━━ MATERIALS PROVIDED

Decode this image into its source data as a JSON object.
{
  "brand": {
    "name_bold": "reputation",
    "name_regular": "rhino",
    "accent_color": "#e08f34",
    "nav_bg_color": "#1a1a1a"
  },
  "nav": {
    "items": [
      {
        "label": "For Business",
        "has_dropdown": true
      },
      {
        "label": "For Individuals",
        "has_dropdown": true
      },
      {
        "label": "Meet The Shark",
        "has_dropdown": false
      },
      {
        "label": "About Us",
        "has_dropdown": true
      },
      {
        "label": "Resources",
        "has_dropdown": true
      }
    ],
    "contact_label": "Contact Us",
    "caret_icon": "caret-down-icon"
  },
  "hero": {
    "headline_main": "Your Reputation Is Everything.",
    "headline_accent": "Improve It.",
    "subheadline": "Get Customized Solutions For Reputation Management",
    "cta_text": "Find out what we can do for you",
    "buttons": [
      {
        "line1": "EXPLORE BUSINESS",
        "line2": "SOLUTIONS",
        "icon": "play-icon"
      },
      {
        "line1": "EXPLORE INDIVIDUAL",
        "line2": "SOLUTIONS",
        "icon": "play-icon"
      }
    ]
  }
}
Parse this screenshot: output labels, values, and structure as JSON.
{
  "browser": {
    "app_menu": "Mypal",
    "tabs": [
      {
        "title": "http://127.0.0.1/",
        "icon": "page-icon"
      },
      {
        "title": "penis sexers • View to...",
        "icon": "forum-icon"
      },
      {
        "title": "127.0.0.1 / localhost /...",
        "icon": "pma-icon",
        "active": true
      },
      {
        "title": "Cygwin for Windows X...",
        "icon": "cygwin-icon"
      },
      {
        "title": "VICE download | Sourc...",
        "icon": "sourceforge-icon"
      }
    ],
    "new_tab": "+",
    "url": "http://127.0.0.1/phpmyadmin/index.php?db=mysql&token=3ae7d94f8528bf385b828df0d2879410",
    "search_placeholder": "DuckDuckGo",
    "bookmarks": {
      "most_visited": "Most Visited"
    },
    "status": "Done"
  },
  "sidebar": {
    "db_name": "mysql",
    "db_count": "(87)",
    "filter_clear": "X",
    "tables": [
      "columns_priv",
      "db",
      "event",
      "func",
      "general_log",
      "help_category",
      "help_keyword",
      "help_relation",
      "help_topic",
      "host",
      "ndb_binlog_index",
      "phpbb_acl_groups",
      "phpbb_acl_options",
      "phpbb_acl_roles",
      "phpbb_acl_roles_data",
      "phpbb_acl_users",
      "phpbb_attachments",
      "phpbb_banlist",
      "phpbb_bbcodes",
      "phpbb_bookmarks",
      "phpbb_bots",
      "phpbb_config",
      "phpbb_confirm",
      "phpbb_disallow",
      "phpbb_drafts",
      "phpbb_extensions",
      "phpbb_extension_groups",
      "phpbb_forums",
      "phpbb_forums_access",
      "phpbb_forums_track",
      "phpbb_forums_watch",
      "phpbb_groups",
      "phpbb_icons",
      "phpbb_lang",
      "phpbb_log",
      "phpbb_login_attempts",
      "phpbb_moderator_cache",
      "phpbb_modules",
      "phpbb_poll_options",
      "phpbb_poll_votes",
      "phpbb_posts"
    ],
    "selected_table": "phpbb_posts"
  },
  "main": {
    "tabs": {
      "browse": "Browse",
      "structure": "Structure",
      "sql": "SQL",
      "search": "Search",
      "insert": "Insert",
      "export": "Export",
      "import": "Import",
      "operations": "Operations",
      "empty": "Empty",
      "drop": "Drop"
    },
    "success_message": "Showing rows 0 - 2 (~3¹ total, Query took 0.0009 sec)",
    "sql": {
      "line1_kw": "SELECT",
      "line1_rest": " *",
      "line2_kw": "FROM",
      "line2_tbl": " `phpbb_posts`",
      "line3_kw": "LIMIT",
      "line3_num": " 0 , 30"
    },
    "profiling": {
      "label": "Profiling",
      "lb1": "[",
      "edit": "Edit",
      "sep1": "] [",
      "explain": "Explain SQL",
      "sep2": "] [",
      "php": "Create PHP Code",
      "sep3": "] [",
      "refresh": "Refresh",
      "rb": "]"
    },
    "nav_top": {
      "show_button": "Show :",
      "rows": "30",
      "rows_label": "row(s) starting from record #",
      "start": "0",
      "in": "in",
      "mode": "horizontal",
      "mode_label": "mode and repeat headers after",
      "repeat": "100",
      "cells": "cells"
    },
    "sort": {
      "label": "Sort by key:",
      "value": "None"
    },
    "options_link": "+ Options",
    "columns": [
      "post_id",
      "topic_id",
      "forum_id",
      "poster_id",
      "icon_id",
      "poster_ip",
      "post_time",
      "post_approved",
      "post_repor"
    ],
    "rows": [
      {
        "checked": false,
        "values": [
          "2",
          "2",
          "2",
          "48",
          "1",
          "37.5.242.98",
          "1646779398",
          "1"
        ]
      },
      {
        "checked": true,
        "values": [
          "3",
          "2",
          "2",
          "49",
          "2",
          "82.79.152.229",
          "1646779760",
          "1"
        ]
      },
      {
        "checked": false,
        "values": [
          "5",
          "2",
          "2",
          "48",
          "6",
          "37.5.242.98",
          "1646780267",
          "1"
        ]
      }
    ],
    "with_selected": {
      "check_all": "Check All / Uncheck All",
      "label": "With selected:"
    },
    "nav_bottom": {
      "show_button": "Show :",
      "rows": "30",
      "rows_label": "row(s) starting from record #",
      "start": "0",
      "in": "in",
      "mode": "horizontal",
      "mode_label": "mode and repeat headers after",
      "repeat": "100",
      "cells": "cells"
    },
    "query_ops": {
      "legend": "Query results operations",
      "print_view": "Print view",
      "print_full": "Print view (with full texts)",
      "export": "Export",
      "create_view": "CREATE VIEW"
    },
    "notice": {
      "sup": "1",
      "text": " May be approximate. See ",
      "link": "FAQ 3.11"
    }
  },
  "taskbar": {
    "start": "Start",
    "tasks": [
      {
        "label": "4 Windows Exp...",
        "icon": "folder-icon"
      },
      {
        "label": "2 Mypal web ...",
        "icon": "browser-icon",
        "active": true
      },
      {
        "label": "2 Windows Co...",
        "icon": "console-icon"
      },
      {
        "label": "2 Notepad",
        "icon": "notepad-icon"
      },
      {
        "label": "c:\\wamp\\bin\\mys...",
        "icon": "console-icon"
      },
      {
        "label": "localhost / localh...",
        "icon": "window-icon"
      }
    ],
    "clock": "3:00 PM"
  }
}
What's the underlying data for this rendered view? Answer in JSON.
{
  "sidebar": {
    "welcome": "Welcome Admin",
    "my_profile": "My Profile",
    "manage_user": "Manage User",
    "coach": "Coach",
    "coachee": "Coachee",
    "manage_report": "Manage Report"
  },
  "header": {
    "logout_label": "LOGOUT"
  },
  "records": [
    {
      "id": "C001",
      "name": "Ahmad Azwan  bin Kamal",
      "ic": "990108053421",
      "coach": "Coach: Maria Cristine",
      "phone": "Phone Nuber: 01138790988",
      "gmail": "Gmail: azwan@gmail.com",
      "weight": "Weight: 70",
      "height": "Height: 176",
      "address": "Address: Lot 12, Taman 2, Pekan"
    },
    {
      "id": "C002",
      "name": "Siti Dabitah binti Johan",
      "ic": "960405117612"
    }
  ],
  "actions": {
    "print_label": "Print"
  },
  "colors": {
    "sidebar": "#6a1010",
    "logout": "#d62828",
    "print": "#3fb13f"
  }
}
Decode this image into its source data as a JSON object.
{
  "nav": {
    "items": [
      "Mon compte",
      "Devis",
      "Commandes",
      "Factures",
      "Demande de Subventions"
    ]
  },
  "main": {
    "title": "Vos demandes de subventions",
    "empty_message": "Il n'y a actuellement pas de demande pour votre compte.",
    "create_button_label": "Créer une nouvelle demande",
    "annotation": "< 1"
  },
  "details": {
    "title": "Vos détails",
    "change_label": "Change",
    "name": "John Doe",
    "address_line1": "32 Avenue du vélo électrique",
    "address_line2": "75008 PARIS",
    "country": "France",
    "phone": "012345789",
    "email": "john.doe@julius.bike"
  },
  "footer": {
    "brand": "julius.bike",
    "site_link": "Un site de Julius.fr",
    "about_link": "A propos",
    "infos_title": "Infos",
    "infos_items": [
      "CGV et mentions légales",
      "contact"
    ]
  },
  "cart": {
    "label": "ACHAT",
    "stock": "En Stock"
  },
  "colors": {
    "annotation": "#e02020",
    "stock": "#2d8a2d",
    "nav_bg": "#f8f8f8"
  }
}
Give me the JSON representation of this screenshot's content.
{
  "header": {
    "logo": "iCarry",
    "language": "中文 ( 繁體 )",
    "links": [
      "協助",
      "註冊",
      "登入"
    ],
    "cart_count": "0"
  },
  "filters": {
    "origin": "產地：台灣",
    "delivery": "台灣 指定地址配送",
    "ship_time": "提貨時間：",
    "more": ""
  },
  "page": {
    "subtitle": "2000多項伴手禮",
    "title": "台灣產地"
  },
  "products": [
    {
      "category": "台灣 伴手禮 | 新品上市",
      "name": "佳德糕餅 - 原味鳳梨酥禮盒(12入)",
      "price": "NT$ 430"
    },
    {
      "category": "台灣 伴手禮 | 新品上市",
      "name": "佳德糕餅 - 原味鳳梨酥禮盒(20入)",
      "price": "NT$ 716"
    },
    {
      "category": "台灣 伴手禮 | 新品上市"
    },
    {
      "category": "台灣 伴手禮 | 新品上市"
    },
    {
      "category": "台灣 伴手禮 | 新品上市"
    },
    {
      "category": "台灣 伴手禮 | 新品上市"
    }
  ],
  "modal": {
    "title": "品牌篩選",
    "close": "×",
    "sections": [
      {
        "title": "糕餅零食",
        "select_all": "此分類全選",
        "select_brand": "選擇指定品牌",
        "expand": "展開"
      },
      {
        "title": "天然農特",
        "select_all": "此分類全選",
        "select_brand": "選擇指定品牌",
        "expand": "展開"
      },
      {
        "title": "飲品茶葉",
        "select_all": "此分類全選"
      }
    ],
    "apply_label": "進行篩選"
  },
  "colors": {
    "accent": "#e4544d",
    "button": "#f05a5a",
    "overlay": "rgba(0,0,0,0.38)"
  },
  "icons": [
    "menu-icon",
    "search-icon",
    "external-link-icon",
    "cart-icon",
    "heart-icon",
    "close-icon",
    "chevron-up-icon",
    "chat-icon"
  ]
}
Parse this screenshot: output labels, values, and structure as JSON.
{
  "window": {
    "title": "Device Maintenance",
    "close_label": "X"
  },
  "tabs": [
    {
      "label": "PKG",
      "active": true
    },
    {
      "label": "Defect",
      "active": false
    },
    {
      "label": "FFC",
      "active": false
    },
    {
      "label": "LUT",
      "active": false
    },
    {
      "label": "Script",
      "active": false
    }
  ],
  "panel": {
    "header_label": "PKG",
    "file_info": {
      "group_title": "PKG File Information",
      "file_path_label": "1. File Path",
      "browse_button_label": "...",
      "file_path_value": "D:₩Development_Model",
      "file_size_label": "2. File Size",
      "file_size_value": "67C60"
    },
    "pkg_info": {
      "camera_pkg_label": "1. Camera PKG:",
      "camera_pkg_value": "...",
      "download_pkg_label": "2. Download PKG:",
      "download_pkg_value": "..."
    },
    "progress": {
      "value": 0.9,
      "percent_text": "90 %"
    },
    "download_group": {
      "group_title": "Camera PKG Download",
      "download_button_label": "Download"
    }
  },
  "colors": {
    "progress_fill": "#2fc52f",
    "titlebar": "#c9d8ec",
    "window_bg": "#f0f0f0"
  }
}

━━━━

■ WHAT THE TASK ASKS
Count the lines that hold the string "compte", and reply with that number alone.

■ SOLUTION TO THE EXERCISE
2